### Extracts from a graphics dataset
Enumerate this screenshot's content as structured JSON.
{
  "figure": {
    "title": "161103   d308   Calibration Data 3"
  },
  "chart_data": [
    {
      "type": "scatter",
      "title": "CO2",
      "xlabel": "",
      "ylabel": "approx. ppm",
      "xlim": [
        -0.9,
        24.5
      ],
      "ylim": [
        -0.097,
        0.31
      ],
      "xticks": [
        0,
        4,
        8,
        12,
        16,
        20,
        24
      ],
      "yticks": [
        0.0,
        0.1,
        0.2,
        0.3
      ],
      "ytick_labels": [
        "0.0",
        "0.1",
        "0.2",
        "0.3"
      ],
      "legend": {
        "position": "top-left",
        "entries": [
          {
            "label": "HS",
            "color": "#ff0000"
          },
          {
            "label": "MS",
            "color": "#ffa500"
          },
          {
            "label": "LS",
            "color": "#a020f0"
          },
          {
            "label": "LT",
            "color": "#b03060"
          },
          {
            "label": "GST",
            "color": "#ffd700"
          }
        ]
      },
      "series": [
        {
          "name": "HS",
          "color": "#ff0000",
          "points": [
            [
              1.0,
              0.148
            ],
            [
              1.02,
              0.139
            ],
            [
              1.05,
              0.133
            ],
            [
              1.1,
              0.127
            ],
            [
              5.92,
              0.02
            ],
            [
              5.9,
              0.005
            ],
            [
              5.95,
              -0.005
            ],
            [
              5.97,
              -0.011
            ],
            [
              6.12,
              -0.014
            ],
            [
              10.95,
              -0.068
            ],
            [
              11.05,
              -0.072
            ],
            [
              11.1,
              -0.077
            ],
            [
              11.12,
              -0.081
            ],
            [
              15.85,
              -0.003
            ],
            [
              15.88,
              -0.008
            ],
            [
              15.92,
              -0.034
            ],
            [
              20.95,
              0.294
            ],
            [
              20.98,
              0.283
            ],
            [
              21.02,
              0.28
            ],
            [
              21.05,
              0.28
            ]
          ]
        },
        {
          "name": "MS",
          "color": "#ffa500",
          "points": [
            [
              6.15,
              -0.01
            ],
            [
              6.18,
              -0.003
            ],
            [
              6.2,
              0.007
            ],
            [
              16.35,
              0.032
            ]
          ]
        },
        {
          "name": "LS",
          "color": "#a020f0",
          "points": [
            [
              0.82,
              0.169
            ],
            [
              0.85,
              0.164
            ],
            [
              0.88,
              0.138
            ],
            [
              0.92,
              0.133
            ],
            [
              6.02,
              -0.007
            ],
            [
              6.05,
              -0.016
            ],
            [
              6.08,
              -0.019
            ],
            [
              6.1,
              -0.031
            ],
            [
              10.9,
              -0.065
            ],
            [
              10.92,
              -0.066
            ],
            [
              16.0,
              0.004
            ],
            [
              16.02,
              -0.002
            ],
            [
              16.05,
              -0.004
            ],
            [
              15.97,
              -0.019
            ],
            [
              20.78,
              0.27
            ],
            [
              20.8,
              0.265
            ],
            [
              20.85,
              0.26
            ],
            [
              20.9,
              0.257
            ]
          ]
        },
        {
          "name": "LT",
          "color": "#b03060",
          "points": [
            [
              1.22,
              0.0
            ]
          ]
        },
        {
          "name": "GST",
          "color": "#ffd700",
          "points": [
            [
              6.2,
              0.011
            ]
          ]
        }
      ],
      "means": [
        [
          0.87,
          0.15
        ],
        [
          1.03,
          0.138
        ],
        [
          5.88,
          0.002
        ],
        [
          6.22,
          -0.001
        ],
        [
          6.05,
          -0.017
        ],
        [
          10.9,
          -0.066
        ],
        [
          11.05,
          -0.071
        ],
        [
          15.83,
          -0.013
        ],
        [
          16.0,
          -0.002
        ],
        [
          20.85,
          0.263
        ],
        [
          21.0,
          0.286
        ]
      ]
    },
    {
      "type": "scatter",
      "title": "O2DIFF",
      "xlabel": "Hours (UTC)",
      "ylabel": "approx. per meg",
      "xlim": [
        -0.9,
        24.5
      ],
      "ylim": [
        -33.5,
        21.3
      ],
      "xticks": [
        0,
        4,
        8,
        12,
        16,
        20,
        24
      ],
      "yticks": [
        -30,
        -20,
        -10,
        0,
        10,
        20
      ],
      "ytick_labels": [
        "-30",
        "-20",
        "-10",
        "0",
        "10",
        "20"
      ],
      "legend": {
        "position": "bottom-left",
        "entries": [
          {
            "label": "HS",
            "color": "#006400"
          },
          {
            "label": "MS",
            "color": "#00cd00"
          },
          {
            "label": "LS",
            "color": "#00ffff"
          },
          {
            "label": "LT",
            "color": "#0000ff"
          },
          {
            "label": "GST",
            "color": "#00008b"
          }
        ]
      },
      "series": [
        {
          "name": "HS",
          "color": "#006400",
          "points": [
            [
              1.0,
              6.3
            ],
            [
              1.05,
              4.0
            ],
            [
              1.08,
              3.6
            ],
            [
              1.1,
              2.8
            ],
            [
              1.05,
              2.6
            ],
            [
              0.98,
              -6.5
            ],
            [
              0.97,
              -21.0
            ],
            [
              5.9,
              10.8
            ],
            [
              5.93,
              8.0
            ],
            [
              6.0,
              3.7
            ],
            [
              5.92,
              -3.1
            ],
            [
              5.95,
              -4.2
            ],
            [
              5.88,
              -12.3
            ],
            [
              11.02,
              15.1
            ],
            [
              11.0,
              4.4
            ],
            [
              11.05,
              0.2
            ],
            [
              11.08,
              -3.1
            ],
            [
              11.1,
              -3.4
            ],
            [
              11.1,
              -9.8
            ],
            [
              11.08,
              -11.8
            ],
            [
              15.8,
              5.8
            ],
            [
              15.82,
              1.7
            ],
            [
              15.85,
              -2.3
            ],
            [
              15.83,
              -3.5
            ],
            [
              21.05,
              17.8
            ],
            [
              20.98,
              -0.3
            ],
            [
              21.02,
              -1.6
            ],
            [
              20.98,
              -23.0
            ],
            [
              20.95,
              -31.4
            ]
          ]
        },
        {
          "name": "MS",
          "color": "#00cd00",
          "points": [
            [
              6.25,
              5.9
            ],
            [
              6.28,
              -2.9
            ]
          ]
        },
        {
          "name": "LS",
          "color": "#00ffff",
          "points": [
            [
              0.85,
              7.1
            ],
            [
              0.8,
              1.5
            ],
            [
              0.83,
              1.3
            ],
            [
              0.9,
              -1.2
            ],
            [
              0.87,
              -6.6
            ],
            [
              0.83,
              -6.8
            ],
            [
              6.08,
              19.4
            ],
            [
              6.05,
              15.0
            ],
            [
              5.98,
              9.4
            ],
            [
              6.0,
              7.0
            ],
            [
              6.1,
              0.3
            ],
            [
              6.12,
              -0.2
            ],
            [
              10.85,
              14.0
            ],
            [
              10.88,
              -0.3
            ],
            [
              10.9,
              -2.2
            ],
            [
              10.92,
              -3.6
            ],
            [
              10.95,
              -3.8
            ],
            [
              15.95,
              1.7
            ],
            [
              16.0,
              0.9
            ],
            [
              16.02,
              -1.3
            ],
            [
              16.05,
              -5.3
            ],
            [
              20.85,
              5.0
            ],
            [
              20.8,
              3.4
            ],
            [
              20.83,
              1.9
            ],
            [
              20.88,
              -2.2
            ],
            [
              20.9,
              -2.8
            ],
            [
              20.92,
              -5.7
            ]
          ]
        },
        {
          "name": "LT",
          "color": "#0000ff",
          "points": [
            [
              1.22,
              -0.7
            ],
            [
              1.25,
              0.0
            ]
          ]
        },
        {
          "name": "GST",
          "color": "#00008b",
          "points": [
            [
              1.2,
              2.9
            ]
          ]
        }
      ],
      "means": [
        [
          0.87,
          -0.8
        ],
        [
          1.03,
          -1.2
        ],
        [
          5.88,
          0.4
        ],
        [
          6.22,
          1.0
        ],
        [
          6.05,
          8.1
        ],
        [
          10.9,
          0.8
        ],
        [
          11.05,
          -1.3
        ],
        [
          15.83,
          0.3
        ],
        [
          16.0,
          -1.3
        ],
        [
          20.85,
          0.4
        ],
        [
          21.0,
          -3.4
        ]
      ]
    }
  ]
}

### WHAT THE TASK REQUIRES
Copy out every line from the material above in which the word "left" appears.

### PROBLEM SOLUTION
        "position": "top-left",
        "position": "bottom-left",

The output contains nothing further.